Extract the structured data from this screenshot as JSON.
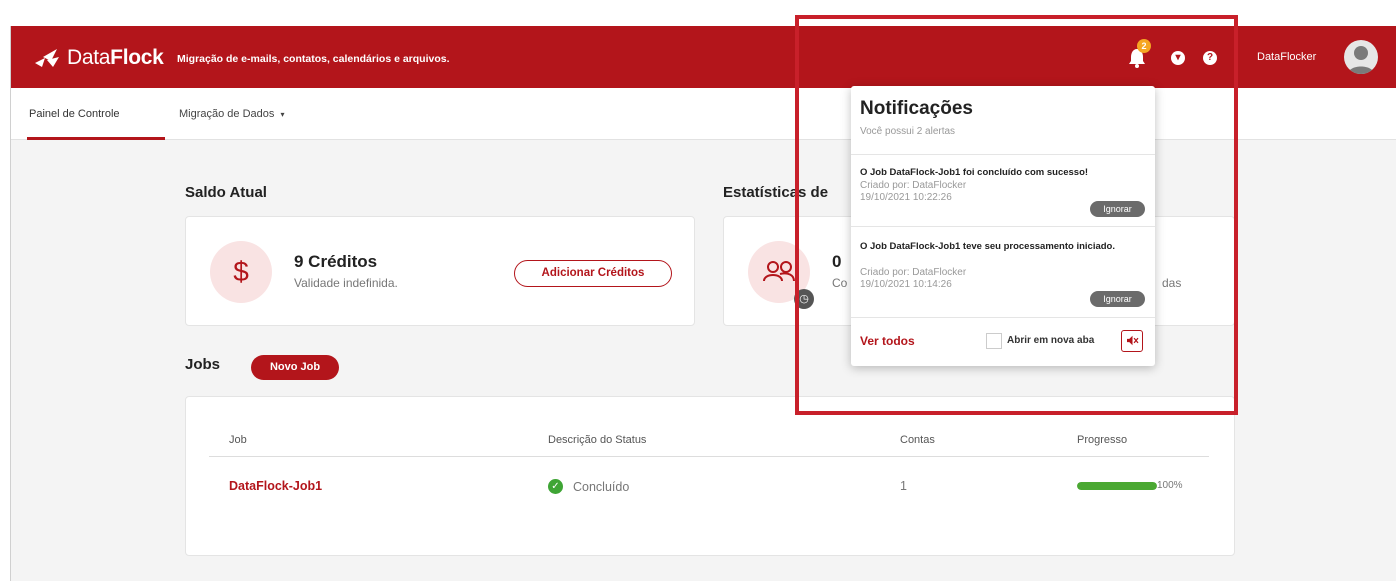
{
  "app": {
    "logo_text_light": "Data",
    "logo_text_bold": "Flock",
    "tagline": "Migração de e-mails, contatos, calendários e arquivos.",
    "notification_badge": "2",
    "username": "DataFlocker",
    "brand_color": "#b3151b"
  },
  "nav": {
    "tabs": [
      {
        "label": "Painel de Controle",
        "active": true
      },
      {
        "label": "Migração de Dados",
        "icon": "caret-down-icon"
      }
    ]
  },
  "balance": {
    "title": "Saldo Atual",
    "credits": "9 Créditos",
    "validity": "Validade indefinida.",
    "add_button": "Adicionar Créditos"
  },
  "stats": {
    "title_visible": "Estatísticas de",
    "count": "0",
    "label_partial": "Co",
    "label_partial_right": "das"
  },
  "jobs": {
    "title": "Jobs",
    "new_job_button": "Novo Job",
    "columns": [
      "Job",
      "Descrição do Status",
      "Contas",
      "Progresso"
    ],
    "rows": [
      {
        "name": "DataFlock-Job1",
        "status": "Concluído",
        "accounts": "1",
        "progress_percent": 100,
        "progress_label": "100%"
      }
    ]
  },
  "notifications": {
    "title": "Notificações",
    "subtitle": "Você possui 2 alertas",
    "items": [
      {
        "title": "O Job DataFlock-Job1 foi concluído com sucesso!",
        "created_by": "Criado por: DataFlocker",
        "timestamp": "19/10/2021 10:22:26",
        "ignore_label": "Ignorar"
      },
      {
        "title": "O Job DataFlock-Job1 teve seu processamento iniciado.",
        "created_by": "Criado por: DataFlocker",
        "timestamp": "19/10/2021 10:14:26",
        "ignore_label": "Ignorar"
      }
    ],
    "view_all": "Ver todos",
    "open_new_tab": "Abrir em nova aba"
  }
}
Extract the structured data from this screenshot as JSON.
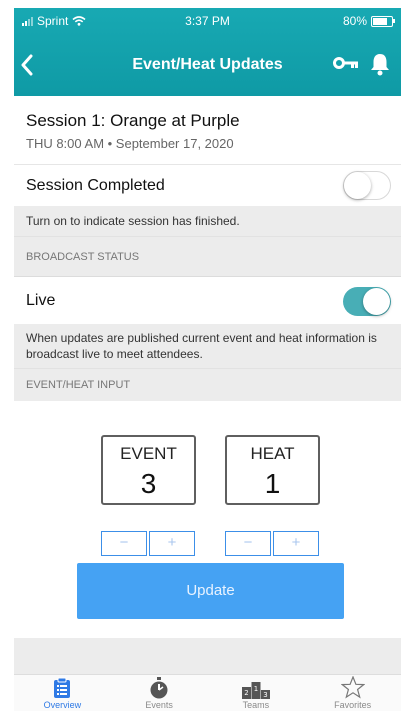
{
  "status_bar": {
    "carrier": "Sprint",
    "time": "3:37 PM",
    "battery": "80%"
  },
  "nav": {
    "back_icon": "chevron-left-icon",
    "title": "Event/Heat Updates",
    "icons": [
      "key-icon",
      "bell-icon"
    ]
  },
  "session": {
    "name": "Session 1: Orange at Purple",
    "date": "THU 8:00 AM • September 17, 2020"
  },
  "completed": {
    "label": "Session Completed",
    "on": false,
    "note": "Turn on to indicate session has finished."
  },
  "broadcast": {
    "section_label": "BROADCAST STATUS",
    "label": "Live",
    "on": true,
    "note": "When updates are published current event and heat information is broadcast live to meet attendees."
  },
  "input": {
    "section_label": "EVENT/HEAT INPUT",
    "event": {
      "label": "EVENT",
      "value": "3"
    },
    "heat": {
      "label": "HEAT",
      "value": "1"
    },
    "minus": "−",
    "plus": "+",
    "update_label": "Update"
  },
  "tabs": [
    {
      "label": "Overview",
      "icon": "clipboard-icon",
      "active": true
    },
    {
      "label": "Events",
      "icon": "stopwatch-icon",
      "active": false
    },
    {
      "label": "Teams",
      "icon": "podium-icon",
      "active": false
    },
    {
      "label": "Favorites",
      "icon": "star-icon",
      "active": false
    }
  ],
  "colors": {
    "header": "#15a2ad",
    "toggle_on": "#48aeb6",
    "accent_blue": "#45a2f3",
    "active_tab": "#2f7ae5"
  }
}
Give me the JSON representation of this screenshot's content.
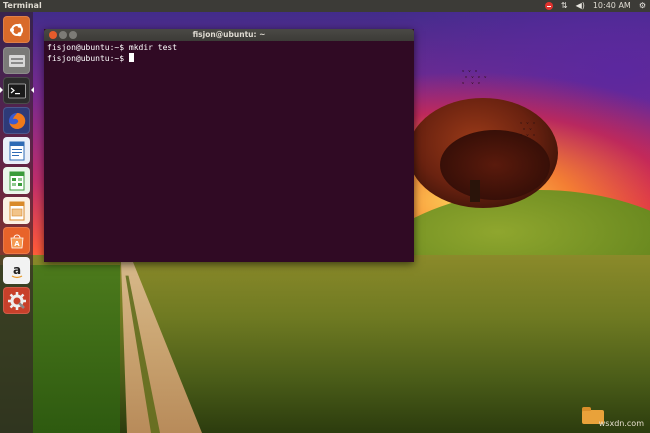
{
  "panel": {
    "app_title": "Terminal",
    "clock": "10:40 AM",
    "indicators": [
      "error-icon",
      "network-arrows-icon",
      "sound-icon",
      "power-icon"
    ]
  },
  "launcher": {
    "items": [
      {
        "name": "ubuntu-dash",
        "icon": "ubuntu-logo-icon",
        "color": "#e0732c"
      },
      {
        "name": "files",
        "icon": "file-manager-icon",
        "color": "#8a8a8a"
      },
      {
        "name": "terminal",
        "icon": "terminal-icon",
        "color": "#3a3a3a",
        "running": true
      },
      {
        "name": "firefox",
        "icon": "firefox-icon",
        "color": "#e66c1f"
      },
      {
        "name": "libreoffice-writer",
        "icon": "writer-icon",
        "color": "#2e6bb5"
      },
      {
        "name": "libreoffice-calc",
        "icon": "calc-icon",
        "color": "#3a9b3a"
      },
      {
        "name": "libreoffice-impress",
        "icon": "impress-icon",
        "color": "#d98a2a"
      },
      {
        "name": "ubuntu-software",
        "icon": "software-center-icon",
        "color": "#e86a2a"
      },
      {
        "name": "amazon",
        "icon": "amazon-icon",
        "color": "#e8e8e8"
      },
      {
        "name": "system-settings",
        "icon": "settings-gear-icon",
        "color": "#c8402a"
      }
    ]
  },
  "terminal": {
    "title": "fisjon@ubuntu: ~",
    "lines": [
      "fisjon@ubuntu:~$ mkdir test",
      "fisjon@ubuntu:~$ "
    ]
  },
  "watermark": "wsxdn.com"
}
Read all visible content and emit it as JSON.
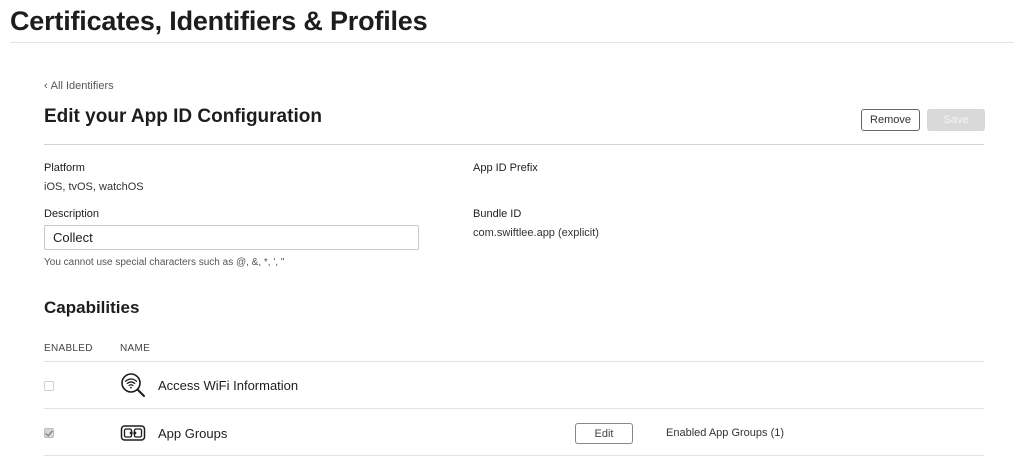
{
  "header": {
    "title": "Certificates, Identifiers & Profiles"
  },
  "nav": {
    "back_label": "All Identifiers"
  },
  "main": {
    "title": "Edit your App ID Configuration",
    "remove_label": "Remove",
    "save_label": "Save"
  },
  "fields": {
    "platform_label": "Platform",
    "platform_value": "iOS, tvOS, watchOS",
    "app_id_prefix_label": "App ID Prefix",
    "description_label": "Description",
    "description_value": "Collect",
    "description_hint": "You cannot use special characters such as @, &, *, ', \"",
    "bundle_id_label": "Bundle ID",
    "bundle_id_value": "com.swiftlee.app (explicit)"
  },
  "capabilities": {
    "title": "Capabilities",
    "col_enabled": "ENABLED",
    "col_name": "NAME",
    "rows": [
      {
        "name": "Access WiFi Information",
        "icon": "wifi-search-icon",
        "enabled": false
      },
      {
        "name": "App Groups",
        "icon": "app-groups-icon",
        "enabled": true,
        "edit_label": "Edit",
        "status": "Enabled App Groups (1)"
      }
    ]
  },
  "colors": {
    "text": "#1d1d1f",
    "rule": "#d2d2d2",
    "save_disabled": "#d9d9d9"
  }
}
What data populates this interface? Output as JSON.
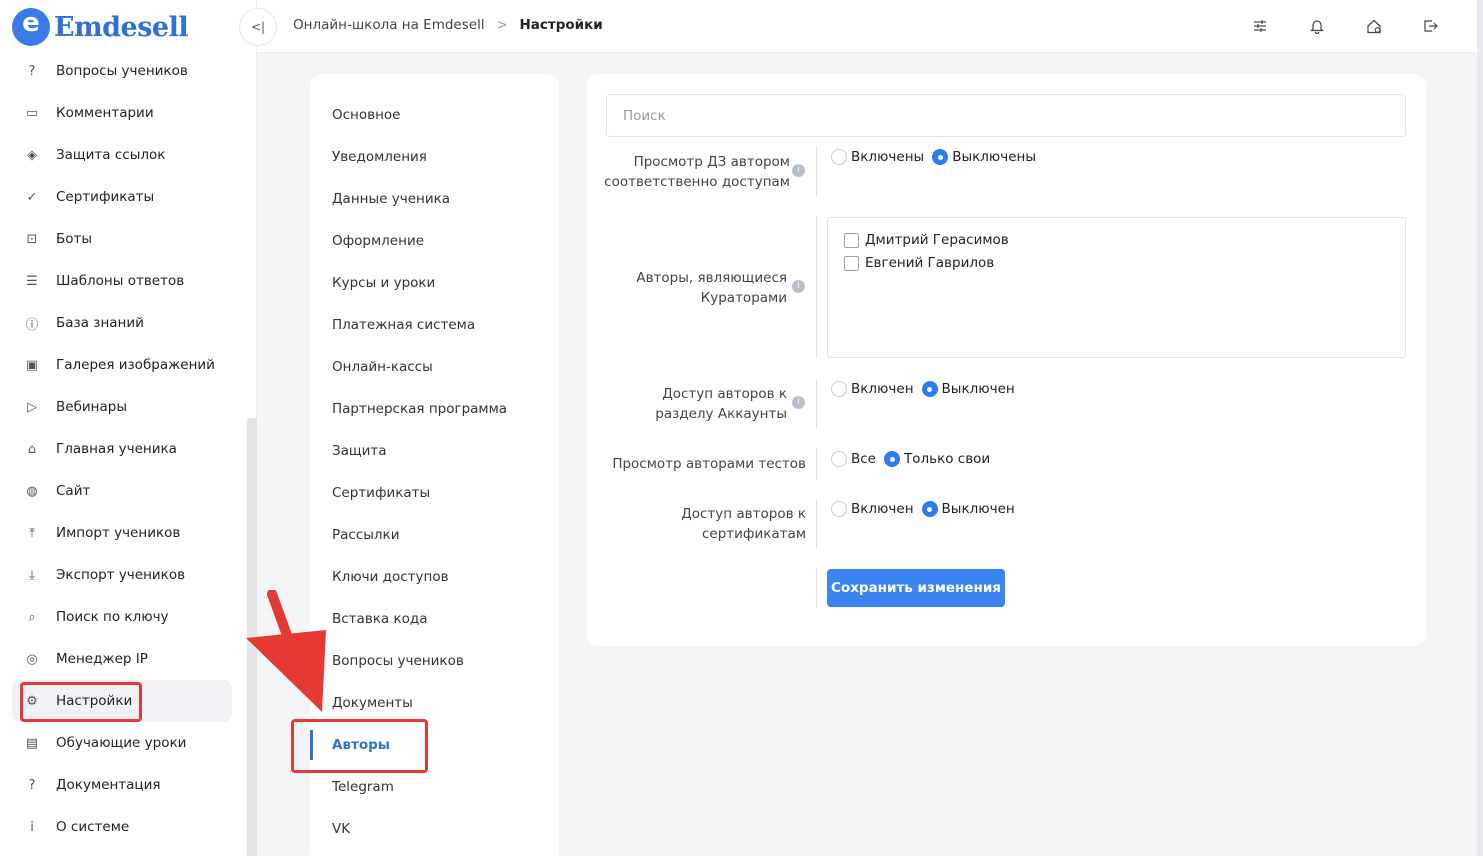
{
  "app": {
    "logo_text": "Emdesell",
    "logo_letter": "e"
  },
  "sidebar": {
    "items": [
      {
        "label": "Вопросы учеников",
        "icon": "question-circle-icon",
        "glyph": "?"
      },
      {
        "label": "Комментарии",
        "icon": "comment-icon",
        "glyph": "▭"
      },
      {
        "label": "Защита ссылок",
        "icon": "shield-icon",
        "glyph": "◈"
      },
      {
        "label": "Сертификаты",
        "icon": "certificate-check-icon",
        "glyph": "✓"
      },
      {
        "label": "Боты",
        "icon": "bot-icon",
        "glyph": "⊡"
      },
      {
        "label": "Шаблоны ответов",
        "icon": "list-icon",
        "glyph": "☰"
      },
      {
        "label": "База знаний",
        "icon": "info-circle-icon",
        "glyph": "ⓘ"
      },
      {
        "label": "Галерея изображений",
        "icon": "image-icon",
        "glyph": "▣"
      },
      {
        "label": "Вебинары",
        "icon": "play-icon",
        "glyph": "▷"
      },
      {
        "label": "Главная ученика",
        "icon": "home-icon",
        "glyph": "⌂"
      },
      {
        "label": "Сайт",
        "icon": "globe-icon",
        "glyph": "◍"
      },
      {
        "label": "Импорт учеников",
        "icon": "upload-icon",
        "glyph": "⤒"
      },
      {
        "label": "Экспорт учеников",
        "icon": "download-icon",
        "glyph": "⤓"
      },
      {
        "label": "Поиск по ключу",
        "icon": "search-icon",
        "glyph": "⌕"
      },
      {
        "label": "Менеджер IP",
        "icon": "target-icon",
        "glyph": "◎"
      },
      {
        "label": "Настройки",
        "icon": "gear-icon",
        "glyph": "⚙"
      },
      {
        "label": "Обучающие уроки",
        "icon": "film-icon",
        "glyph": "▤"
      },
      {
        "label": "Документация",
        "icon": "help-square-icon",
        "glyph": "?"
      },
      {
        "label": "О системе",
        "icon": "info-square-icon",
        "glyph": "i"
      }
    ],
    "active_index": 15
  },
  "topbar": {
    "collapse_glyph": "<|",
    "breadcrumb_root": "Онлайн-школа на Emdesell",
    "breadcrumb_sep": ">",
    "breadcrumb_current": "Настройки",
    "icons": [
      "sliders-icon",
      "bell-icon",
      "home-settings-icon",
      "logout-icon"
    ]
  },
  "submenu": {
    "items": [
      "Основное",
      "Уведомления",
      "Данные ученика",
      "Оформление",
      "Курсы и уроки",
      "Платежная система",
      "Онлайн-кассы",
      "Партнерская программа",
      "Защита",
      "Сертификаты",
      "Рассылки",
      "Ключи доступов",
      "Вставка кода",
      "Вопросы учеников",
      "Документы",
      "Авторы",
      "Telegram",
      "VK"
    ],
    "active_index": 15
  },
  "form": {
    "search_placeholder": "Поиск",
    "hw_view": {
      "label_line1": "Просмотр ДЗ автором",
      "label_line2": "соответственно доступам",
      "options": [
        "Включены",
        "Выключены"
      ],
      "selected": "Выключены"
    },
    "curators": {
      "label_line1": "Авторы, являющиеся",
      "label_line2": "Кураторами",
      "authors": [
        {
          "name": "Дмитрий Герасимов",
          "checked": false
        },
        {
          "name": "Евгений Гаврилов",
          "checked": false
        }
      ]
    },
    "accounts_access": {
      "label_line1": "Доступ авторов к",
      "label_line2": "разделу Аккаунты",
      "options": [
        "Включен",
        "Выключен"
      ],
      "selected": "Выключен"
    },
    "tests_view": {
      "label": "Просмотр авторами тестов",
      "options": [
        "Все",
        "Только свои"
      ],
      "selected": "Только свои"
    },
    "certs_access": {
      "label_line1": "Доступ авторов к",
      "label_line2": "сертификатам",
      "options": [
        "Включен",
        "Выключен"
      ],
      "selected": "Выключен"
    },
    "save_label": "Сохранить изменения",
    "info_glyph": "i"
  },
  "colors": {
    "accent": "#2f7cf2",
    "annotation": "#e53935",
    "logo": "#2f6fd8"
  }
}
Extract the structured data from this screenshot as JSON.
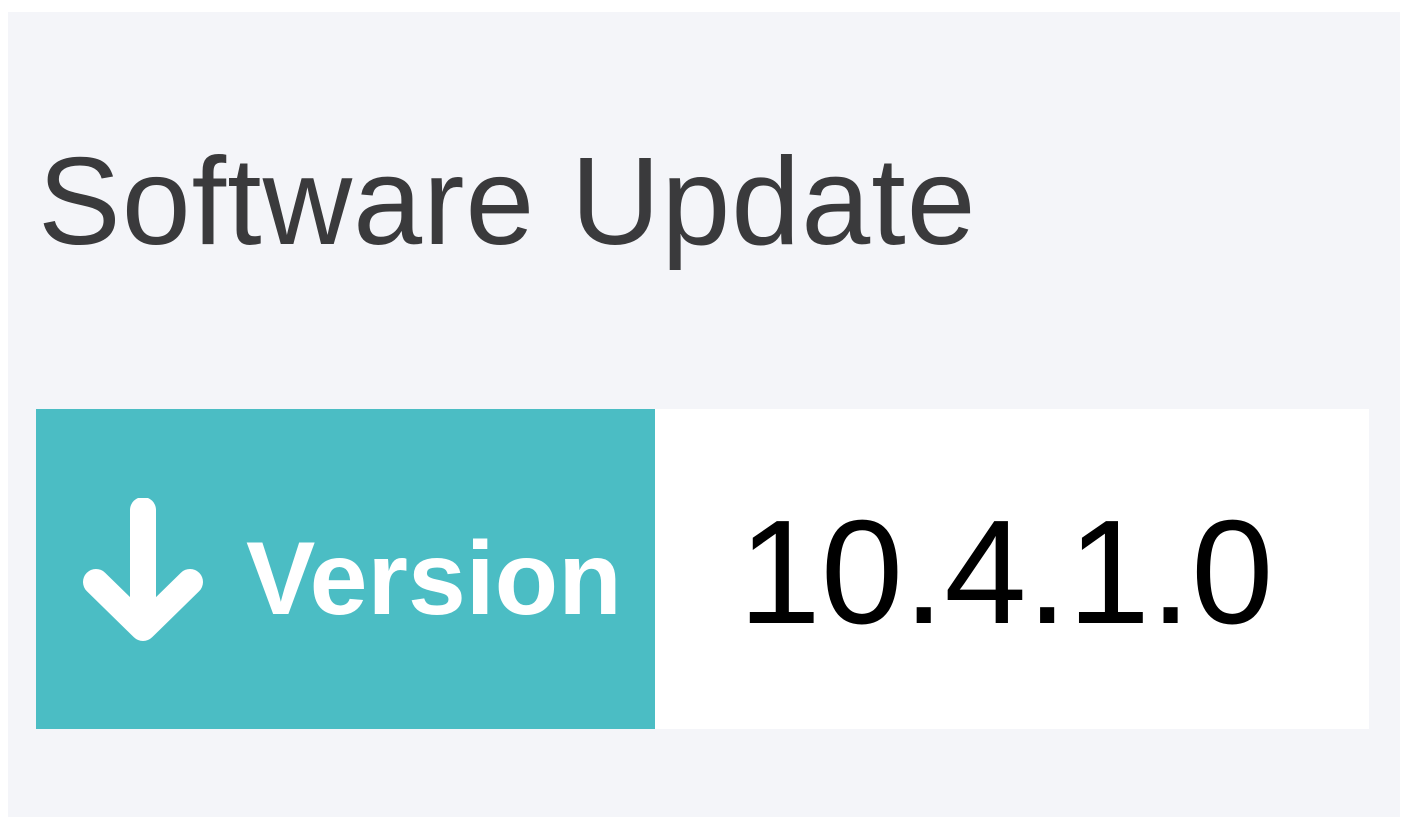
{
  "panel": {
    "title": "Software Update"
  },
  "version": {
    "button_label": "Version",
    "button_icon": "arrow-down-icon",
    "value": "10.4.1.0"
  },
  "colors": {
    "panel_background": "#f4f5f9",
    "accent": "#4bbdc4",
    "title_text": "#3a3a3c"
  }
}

===============

** Problem requirements **
Above are the records. Identify each line that contains the word "content".

** Task solution **
Give me the JSON representation of this screenshot's content.
Read all visible content and emit it as JSON.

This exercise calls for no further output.